Start Given information

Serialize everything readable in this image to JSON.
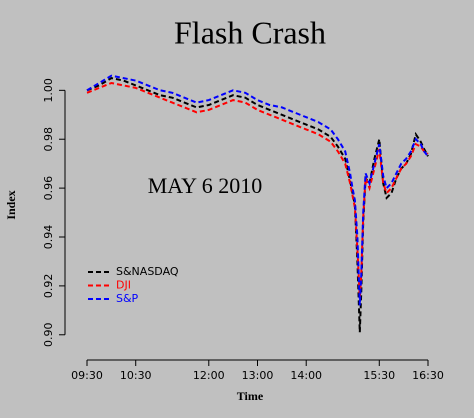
{
  "chart_data": {
    "type": "line",
    "title": "Flash Crash",
    "annotation": "MAY 6 2010",
    "x_label": "Time",
    "y_label": "Index",
    "x": [
      9.5,
      9.75,
      10,
      10.25,
      10.5,
      10.75,
      11,
      11.25,
      11.5,
      11.75,
      12,
      12.25,
      12.5,
      12.75,
      13,
      13.25,
      13.5,
      13.75,
      14,
      14.25,
      14.5,
      14.65,
      14.8,
      14.9,
      14.95,
      15.0,
      15.05,
      15.1,
      15.13,
      15.17,
      15.22,
      15.3,
      15.4,
      15.5,
      15.58,
      15.65,
      15.75,
      15.85,
      15.95,
      16.05,
      16.15,
      16.25,
      16.35,
      16.42,
      16.5
    ],
    "series": [
      {
        "name": "S&NASDAQ",
        "color": "#000000",
        "values": [
          1.0,
          1.002,
          1.005,
          1.004,
          1.002,
          1.0,
          0.998,
          0.997,
          0.995,
          0.993,
          0.994,
          0.996,
          0.998,
          0.997,
          0.994,
          0.992,
          0.99,
          0.988,
          0.986,
          0.984,
          0.981,
          0.977,
          0.972,
          0.963,
          0.958,
          0.953,
          0.93,
          0.901,
          0.918,
          0.946,
          0.964,
          0.962,
          0.972,
          0.98,
          0.962,
          0.956,
          0.958,
          0.964,
          0.968,
          0.97,
          0.974,
          0.982,
          0.979,
          0.976,
          0.973
        ]
      },
      {
        "name": "DJI",
        "color": "#ff0000",
        "values": [
          0.999,
          1.001,
          1.003,
          1.002,
          1.001,
          0.999,
          0.997,
          0.995,
          0.993,
          0.991,
          0.992,
          0.994,
          0.996,
          0.995,
          0.992,
          0.99,
          0.988,
          0.986,
          0.984,
          0.982,
          0.979,
          0.975,
          0.97,
          0.962,
          0.957,
          0.952,
          0.935,
          0.915,
          0.925,
          0.948,
          0.964,
          0.96,
          0.968,
          0.976,
          0.962,
          0.958,
          0.96,
          0.964,
          0.968,
          0.97,
          0.973,
          0.978,
          0.977,
          0.975,
          0.974
        ]
      },
      {
        "name": "S&P",
        "color": "#0000ff",
        "values": [
          1.0,
          1.003,
          1.006,
          1.005,
          1.004,
          1.002,
          1.0,
          0.999,
          0.997,
          0.995,
          0.996,
          0.998,
          1.0,
          0.999,
          0.996,
          0.994,
          0.993,
          0.991,
          0.989,
          0.987,
          0.984,
          0.98,
          0.975,
          0.966,
          0.96,
          0.955,
          0.94,
          0.912,
          0.925,
          0.95,
          0.966,
          0.962,
          0.97,
          0.978,
          0.965,
          0.96,
          0.962,
          0.966,
          0.97,
          0.972,
          0.975,
          0.98,
          0.978,
          0.975,
          0.973
        ]
      }
    ],
    "xlim": [
      9.35,
      16.65
    ],
    "ylim": [
      0.895,
      1.012
    ],
    "xticks": [
      {
        "value": 9.5,
        "label": "09:30"
      },
      {
        "value": 10.5,
        "label": "10:30"
      },
      {
        "value": 12,
        "label": "12:00"
      },
      {
        "value": 13,
        "label": "13:00"
      },
      {
        "value": 14,
        "label": "14:00"
      },
      {
        "value": 15.5,
        "label": "15:30"
      },
      {
        "value": 16.5,
        "label": "16:30"
      }
    ],
    "yticks": [
      {
        "value": 0.9,
        "label": "0.90"
      },
      {
        "value": 0.92,
        "label": "0.92"
      },
      {
        "value": 0.94,
        "label": "0.94"
      },
      {
        "value": 0.96,
        "label": "0.96"
      },
      {
        "value": 0.98,
        "label": "0.98"
      },
      {
        "value": 1.0,
        "label": "1.00"
      }
    ],
    "grid": false,
    "line_style": "dashed",
    "legend": "left"
  }
}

End Given information

Produce an exact copy of each line of data, skipping embedded images.

Full solution:
Serialize everything readable in this image to JSON.
{
  "chart_data": {
    "type": "line",
    "title": "Flash Crash",
    "annotation": "MAY 6 2010",
    "x_label": "Time",
    "y_label": "Index",
    "x": [
      9.5,
      9.75,
      10,
      10.25,
      10.5,
      10.75,
      11,
      11.25,
      11.5,
      11.75,
      12,
      12.25,
      12.5,
      12.75,
      13,
      13.25,
      13.5,
      13.75,
      14,
      14.25,
      14.5,
      14.65,
      14.8,
      14.9,
      14.95,
      15.0,
      15.05,
      15.1,
      15.13,
      15.17,
      15.22,
      15.3,
      15.4,
      15.5,
      15.58,
      15.65,
      15.75,
      15.85,
      15.95,
      16.05,
      16.15,
      16.25,
      16.35,
      16.42,
      16.5
    ],
    "series": [
      {
        "name": "S&NASDAQ",
        "color": "#000000",
        "values": [
          1.0,
          1.002,
          1.005,
          1.004,
          1.002,
          1.0,
          0.998,
          0.997,
          0.995,
          0.993,
          0.994,
          0.996,
          0.998,
          0.997,
          0.994,
          0.992,
          0.99,
          0.988,
          0.986,
          0.984,
          0.981,
          0.977,
          0.972,
          0.963,
          0.958,
          0.953,
          0.93,
          0.901,
          0.918,
          0.946,
          0.964,
          0.962,
          0.972,
          0.98,
          0.962,
          0.956,
          0.958,
          0.964,
          0.968,
          0.97,
          0.974,
          0.982,
          0.979,
          0.976,
          0.973
        ]
      },
      {
        "name": "DJI",
        "color": "#ff0000",
        "values": [
          0.999,
          1.001,
          1.003,
          1.002,
          1.001,
          0.999,
          0.997,
          0.995,
          0.993,
          0.991,
          0.992,
          0.994,
          0.996,
          0.995,
          0.992,
          0.99,
          0.988,
          0.986,
          0.984,
          0.982,
          0.979,
          0.975,
          0.97,
          0.962,
          0.957,
          0.952,
          0.935,
          0.915,
          0.925,
          0.948,
          0.964,
          0.96,
          0.968,
          0.976,
          0.962,
          0.958,
          0.96,
          0.964,
          0.968,
          0.97,
          0.973,
          0.978,
          0.977,
          0.975,
          0.974
        ]
      },
      {
        "name": "S&P",
        "color": "#0000ff",
        "values": [
          1.0,
          1.003,
          1.006,
          1.005,
          1.004,
          1.002,
          1.0,
          0.999,
          0.997,
          0.995,
          0.996,
          0.998,
          1.0,
          0.999,
          0.996,
          0.994,
          0.993,
          0.991,
          0.989,
          0.987,
          0.984,
          0.98,
          0.975,
          0.966,
          0.96,
          0.955,
          0.94,
          0.912,
          0.925,
          0.95,
          0.966,
          0.962,
          0.97,
          0.978,
          0.965,
          0.96,
          0.962,
          0.966,
          0.97,
          0.972,
          0.975,
          0.98,
          0.978,
          0.975,
          0.973
        ]
      }
    ],
    "xlim": [
      9.35,
      16.65
    ],
    "ylim": [
      0.895,
      1.012
    ],
    "xticks": [
      {
        "value": 9.5,
        "label": "09:30"
      },
      {
        "value": 10.5,
        "label": "10:30"
      },
      {
        "value": 12,
        "label": "12:00"
      },
      {
        "value": 13,
        "label": "13:00"
      },
      {
        "value": 14,
        "label": "14:00"
      },
      {
        "value": 15.5,
        "label": "15:30"
      },
      {
        "value": 16.5,
        "label": "16:30"
      }
    ],
    "yticks": [
      {
        "value": 0.9,
        "label": "0.90"
      },
      {
        "value": 0.92,
        "label": "0.92"
      },
      {
        "value": 0.94,
        "label": "0.94"
      },
      {
        "value": 0.96,
        "label": "0.96"
      },
      {
        "value": 0.98,
        "label": "0.98"
      },
      {
        "value": 1.0,
        "label": "1.00"
      }
    ],
    "grid": false,
    "line_style": "dashed",
    "legend": "left"
  }
}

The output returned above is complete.